- _AIM OF THE EXERCISE_
Tally the lines in the records underneath that contain the string "JSON", and state the figure by itself.

- _ENTRIES_
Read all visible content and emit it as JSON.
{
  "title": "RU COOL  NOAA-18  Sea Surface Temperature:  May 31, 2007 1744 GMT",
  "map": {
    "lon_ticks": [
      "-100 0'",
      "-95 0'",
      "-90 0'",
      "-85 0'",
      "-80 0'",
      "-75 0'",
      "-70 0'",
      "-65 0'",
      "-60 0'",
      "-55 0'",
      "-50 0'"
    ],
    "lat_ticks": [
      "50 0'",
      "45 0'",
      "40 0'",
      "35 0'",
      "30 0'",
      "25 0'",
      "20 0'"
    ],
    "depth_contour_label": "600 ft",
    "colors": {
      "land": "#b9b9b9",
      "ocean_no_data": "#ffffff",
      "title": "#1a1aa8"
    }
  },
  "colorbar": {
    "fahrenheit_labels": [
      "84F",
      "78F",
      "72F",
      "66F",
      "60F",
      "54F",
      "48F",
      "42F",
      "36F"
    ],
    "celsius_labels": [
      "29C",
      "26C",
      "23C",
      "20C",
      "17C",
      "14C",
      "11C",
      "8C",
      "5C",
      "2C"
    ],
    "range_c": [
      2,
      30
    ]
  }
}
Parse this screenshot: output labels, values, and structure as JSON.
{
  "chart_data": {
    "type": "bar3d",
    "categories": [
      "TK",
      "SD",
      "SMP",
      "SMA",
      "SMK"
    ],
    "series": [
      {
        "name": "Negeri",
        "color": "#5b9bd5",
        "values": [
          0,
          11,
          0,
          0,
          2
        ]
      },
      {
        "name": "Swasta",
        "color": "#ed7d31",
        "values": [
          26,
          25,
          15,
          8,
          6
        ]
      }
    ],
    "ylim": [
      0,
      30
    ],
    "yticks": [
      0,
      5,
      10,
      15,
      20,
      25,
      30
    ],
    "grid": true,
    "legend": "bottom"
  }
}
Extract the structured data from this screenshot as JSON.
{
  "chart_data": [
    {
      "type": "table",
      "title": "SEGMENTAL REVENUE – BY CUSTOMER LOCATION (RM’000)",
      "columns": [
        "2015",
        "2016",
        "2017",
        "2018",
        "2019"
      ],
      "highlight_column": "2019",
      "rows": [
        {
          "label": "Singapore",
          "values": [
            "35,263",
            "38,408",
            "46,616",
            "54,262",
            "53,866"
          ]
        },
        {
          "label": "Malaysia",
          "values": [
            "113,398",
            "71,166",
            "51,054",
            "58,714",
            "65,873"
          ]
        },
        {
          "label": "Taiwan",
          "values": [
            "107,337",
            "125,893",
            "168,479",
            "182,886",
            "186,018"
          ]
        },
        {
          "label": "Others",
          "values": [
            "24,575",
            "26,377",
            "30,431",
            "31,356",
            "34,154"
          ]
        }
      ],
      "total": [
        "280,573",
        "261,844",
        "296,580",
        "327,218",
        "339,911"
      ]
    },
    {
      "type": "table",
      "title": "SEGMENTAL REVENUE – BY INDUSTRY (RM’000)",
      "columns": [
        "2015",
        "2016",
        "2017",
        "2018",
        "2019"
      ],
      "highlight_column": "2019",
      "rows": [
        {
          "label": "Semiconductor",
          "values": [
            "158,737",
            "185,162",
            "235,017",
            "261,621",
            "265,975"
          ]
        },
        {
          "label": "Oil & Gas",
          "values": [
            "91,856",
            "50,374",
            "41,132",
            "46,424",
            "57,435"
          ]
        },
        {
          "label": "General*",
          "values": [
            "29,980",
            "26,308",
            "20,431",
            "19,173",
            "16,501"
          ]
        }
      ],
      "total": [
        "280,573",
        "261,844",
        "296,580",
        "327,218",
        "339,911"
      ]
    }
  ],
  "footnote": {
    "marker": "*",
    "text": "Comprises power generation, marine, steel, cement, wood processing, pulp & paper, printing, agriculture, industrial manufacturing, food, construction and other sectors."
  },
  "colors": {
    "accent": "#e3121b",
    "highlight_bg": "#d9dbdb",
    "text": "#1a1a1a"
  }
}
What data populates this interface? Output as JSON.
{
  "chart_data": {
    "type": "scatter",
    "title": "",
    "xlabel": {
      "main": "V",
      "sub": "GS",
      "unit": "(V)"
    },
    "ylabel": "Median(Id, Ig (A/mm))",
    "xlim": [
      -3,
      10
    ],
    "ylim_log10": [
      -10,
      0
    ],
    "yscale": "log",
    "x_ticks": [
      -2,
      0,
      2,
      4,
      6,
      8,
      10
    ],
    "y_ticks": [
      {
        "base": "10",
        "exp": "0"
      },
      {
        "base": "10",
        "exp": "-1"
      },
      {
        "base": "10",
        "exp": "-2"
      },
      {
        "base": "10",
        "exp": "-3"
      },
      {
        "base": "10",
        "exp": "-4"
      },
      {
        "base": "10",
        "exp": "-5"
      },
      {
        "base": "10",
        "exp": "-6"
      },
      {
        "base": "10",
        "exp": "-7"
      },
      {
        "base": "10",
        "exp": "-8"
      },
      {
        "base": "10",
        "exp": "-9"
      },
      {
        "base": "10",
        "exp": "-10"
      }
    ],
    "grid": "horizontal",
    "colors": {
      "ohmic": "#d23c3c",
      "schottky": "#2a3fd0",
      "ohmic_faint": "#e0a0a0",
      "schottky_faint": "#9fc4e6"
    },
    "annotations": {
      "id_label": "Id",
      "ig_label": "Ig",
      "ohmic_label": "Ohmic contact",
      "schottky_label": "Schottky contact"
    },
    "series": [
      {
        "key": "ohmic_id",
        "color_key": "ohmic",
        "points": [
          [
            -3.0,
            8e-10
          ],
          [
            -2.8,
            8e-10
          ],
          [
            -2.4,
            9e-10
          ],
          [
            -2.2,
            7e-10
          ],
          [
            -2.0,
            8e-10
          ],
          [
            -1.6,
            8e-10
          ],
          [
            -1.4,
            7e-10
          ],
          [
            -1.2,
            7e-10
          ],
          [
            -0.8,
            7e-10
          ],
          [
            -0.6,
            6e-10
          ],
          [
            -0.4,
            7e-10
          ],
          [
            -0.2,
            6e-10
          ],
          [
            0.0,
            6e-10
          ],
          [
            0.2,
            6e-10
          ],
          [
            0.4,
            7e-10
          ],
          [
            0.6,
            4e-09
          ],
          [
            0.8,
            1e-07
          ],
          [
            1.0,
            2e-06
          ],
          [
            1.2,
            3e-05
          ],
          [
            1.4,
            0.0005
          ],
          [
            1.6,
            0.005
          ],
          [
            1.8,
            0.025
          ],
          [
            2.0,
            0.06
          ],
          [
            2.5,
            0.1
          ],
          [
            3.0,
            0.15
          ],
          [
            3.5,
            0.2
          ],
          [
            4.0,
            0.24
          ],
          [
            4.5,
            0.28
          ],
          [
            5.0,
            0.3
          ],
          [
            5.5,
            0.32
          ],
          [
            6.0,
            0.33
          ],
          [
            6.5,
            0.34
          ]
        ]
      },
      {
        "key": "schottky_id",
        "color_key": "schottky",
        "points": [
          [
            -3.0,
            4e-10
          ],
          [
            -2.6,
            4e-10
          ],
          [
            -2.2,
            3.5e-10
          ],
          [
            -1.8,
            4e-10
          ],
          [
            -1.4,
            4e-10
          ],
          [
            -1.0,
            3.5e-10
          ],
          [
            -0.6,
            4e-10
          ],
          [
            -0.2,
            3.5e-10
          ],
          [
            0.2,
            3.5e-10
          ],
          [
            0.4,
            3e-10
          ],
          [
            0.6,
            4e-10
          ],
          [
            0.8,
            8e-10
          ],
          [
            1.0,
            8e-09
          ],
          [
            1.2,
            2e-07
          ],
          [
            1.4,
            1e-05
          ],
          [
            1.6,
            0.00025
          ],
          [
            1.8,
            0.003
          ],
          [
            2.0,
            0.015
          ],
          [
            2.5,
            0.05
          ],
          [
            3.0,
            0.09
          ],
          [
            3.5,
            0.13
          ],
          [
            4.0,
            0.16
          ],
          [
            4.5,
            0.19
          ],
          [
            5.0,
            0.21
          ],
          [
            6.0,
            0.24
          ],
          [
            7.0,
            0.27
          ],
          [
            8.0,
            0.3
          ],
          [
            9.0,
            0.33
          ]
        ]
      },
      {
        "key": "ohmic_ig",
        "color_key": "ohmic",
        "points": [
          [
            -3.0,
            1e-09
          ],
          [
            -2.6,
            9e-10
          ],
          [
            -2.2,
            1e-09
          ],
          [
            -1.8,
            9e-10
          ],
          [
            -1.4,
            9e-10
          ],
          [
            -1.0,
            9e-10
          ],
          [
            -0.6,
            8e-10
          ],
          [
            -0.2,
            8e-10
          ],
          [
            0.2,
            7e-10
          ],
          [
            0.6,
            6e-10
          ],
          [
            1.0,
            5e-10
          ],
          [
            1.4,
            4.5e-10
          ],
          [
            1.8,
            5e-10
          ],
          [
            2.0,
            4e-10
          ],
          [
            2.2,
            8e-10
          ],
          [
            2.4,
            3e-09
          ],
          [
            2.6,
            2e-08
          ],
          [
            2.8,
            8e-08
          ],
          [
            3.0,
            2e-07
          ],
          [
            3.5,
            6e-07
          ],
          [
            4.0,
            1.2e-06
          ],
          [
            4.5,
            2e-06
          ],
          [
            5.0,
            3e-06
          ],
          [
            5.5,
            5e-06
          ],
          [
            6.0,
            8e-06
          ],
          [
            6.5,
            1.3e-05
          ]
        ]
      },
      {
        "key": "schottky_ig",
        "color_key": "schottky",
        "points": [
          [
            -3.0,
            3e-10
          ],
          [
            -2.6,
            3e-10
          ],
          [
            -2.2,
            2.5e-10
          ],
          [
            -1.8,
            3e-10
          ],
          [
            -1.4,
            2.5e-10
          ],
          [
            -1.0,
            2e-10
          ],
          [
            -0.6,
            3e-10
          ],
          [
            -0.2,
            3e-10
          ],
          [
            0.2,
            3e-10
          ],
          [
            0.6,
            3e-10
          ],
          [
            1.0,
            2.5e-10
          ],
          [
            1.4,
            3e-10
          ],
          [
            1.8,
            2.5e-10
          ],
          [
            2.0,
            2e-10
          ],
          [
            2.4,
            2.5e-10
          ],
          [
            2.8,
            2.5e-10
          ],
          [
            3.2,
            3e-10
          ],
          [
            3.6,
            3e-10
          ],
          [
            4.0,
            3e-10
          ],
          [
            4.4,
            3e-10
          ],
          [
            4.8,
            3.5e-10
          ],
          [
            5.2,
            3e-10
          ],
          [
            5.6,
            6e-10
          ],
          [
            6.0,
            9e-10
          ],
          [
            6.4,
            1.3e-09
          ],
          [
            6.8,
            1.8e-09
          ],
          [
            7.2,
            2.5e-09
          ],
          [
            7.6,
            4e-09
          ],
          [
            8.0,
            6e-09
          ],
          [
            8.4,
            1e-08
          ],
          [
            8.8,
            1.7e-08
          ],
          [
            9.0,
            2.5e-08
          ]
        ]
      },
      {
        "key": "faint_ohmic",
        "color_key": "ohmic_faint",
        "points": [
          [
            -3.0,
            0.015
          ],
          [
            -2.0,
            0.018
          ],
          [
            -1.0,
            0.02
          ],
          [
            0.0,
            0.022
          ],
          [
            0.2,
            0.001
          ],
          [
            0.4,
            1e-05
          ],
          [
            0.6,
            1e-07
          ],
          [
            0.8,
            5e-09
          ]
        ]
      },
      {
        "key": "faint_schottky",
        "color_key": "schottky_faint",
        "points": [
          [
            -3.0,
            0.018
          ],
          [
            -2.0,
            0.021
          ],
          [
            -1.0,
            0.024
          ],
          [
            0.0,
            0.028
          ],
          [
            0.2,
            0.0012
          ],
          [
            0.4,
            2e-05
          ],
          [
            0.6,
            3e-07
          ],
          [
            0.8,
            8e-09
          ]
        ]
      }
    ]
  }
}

- _OUTPUT BELOW_
4